Dataset excerpt:
□ □ □

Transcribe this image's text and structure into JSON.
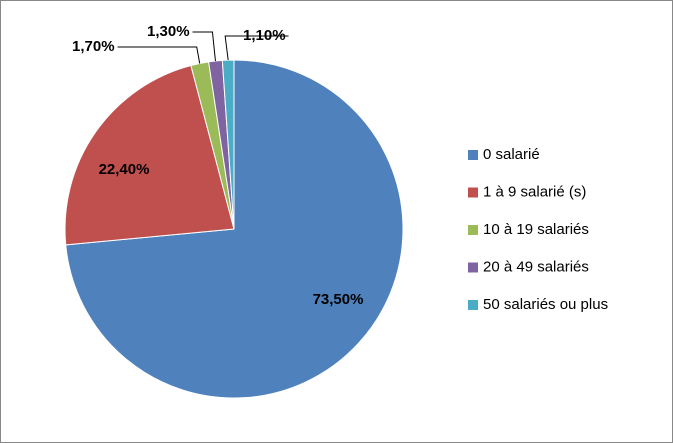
{
  "chart_data": {
    "type": "pie",
    "categories": [
      "0 salarié",
      "1 à 9 salarié (s)",
      "10 à 19 salariés",
      "20 à 49 salariés",
      "50 salariés ou plus"
    ],
    "values": [
      73.5,
      22.4,
      1.7,
      1.3,
      1.1
    ],
    "value_labels": [
      "73,50%",
      "22,40%",
      "1,70%",
      "1,30%",
      "1,10%"
    ],
    "colors": [
      "#4f81bd",
      "#c0504d",
      "#9bbb59",
      "#8064a2",
      "#4bacc6"
    ],
    "legend": "right"
  }
}
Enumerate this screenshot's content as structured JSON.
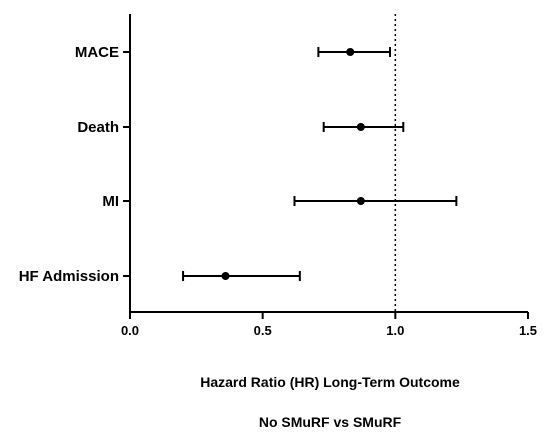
{
  "chart_data": {
    "type": "forest",
    "rows": [
      {
        "label": "MACE",
        "estimate": 0.83,
        "lower": 0.71,
        "upper": 0.98
      },
      {
        "label": "Death",
        "estimate": 0.87,
        "lower": 0.73,
        "upper": 1.03
      },
      {
        "label": "MI",
        "estimate": 0.87,
        "lower": 0.62,
        "upper": 1.23
      },
      {
        "label": "HF Admission",
        "estimate": 0.36,
        "lower": 0.2,
        "upper": 0.64
      }
    ],
    "xlim": [
      0,
      1.5
    ],
    "xticks": [
      "0.0",
      "0.5",
      "1.0",
      "1.5"
    ],
    "reference_line": 1.0,
    "xlabel": "Hazard Ratio (HR) Long-Term Outcome",
    "xlabel2": "No SMuRF vs SMuRF",
    "grid": false
  }
}
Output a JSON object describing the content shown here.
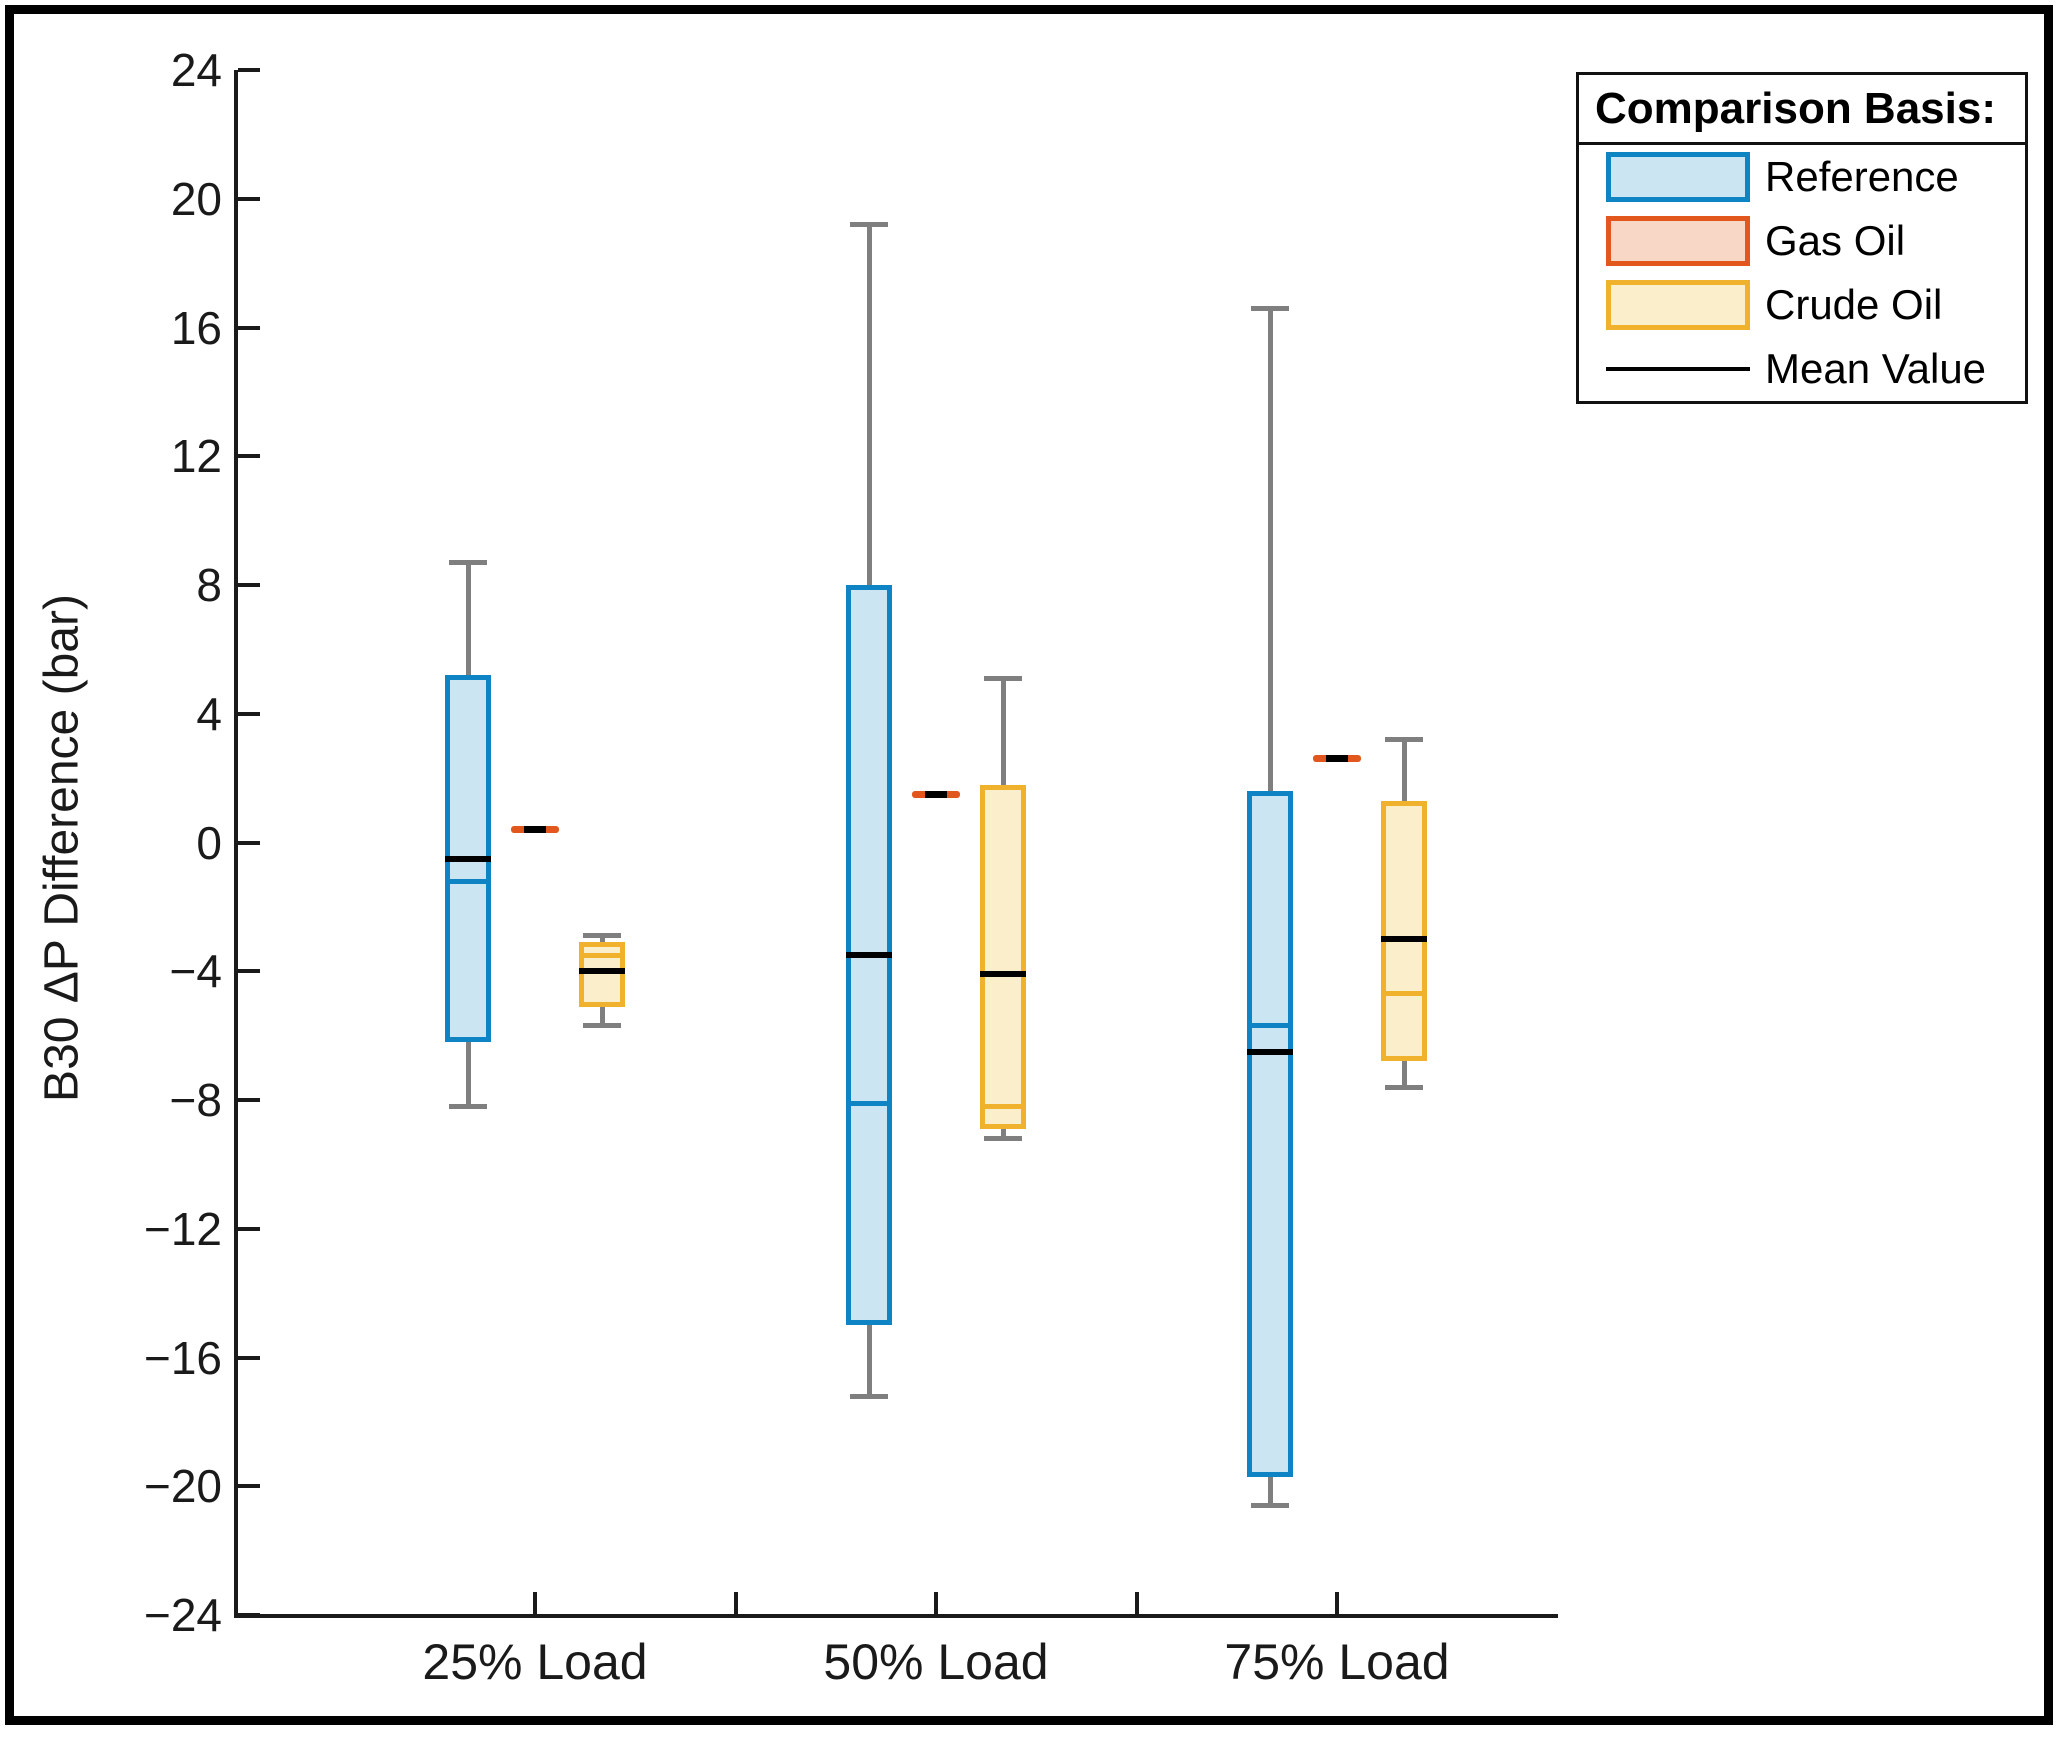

□ □ □

Without including the pictures, return each record above exactly as it stands.

Transcribe this image's text and structure into JSON.
{
  "chart_data": {
    "type": "pie",
    "categories": [
      "0 salarié",
      "1 à 9 salarié (s)",
      "10 à 19 salariés",
      "20 à 49 salariés",
      "50 salariés ou plus"
    ],
    "values": [
      73.5,
      22.4,
      1.7,
      1.3,
      1.1
    ],
    "value_labels": [
      "73,50%",
      "22,40%",
      "1,70%",
      "1,30%",
      "1,10%"
    ],
    "colors": [
      "#4f81bd",
      "#c0504d",
      "#9bbb59",
      "#8064a2",
      "#4bacc6"
    ],
    "legend": "right"
  }
}
Enumerate this screenshot's content as structured JSON.
{
  "chart_data": {
    "type": "forest",
    "rows": [
      {
        "label": "MACE",
        "estimate": 0.83,
        "lower": 0.71,
        "upper": 0.98
      },
      {
        "label": "Death",
        "estimate": 0.87,
        "lower": 0.73,
        "upper": 1.03
      },
      {
        "label": "MI",
        "estimate": 0.87,
        "lower": 0.62,
        "upper": 1.23
      },
      {
        "label": "HF Admission",
        "estimate": 0.36,
        "lower": 0.2,
        "upper": 0.64
      }
    ],
    "xlim": [
      0,
      1.5
    ],
    "xticks": [
      "0.0",
      "0.5",
      "1.0",
      "1.5"
    ],
    "reference_line": 1.0,
    "xlabel": "Hazard Ratio (HR) Long-Term Outcome",
    "xlabel2": "No SMuRF vs SMuRF",
    "grid": false
  }
}
Output a JSON object describing the content shown here.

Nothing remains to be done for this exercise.